--- BEGIN ---

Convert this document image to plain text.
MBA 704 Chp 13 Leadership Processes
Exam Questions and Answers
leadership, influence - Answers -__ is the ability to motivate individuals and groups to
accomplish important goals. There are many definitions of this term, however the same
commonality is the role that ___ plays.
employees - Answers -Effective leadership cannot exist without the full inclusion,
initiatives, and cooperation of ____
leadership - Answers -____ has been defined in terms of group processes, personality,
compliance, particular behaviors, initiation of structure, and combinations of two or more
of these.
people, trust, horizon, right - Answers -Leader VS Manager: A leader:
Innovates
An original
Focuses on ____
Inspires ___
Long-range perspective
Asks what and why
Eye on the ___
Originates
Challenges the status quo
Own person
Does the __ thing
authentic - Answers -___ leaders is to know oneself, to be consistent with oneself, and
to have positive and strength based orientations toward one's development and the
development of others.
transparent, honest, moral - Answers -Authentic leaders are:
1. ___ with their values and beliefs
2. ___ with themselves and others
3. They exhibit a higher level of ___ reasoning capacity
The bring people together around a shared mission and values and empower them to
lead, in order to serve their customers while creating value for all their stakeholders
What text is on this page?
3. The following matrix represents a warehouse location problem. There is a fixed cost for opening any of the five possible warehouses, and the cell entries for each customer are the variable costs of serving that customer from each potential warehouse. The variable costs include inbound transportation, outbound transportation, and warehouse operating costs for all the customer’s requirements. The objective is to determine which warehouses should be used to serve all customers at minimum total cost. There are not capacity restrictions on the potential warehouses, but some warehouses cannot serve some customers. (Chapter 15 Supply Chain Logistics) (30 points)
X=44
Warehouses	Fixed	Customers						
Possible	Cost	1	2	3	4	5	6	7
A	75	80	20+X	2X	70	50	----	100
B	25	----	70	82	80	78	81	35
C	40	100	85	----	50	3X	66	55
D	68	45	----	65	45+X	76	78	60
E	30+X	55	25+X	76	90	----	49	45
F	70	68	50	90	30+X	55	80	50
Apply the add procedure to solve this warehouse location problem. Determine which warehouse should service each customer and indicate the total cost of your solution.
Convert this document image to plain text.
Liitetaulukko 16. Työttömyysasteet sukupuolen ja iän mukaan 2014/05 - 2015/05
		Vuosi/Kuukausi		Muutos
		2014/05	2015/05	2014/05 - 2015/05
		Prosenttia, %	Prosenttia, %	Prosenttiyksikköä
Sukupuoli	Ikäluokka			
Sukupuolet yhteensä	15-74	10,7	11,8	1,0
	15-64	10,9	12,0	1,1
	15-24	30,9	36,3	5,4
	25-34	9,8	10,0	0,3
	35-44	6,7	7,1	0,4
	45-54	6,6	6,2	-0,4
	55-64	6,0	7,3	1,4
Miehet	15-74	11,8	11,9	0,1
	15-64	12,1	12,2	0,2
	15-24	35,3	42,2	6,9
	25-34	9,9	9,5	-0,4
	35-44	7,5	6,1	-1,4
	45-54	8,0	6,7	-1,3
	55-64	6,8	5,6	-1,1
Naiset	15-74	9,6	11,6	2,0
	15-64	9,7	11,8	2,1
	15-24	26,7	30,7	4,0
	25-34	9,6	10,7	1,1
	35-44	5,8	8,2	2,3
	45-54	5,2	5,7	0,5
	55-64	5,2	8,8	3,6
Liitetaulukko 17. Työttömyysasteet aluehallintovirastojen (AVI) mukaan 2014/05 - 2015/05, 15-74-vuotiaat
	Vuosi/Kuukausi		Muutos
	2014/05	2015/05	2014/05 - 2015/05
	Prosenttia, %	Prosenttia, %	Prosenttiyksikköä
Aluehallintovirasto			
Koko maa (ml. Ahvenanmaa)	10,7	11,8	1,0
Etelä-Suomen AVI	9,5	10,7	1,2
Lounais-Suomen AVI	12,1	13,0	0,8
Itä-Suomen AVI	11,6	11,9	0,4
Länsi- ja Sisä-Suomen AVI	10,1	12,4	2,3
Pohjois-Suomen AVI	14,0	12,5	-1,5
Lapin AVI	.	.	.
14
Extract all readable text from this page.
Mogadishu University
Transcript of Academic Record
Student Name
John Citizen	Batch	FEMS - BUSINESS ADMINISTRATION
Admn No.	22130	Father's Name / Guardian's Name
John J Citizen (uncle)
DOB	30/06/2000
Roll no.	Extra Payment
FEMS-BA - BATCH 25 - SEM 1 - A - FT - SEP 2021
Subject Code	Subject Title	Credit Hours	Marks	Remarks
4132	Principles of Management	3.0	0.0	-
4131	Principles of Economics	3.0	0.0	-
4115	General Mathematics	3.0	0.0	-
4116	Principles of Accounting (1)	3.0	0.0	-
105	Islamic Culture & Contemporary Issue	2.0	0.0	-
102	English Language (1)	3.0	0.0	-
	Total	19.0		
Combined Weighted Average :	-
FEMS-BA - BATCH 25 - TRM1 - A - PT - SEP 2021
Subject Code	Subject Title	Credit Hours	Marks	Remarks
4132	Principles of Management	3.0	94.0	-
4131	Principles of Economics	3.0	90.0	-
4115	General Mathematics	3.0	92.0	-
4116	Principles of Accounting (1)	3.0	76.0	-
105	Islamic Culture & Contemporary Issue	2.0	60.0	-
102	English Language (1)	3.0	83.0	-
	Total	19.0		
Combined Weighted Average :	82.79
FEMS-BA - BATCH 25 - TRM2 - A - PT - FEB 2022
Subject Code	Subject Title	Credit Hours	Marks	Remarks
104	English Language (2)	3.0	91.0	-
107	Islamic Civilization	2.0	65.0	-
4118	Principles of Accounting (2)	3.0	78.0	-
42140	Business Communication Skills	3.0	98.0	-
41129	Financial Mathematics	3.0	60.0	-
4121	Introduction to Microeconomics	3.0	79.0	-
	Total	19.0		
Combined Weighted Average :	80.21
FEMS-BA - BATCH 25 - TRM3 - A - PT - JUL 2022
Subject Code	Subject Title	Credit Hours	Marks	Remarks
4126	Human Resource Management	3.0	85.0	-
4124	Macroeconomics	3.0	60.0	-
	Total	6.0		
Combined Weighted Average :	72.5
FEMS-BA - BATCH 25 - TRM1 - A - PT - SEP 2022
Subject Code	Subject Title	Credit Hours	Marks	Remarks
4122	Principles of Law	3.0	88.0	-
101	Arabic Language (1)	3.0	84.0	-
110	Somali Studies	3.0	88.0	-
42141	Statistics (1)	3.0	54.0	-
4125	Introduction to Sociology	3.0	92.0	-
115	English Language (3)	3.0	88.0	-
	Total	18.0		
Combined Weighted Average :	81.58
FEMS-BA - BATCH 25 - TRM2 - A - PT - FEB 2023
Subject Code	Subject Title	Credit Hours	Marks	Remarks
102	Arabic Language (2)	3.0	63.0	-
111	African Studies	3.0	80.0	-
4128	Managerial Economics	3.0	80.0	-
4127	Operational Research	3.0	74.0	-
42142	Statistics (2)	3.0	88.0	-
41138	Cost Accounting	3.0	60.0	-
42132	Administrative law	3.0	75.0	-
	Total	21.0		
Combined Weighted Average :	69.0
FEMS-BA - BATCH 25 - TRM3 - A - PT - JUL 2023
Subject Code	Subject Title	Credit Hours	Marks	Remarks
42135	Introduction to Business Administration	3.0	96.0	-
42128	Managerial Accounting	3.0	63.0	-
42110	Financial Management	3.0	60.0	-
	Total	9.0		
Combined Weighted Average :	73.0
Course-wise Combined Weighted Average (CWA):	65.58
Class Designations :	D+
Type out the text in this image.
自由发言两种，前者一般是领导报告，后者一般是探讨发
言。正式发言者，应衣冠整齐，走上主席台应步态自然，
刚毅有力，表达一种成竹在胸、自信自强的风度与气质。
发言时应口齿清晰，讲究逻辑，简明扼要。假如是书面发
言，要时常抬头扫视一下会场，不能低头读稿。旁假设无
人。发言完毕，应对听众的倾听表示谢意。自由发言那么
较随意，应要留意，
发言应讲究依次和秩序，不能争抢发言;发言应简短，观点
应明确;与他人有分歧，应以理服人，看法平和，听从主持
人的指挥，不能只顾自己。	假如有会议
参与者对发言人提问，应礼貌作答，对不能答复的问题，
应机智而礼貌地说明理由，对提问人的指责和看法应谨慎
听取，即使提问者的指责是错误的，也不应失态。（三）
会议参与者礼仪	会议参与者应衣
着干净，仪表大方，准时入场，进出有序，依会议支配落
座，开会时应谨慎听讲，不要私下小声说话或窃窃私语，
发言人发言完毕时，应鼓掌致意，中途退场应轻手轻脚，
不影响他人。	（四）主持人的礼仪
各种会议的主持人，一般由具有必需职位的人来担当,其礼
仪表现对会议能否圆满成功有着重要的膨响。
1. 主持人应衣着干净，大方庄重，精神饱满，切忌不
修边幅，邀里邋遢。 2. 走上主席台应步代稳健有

--- END ---

=== What is needed ===
Copy out every line of the listing that includes the string "Citizen".

=== Solved problem ===
John Citizen	Batch	FEMS - BUSINESS ADMINISTRATION
John J Citizen (uncle)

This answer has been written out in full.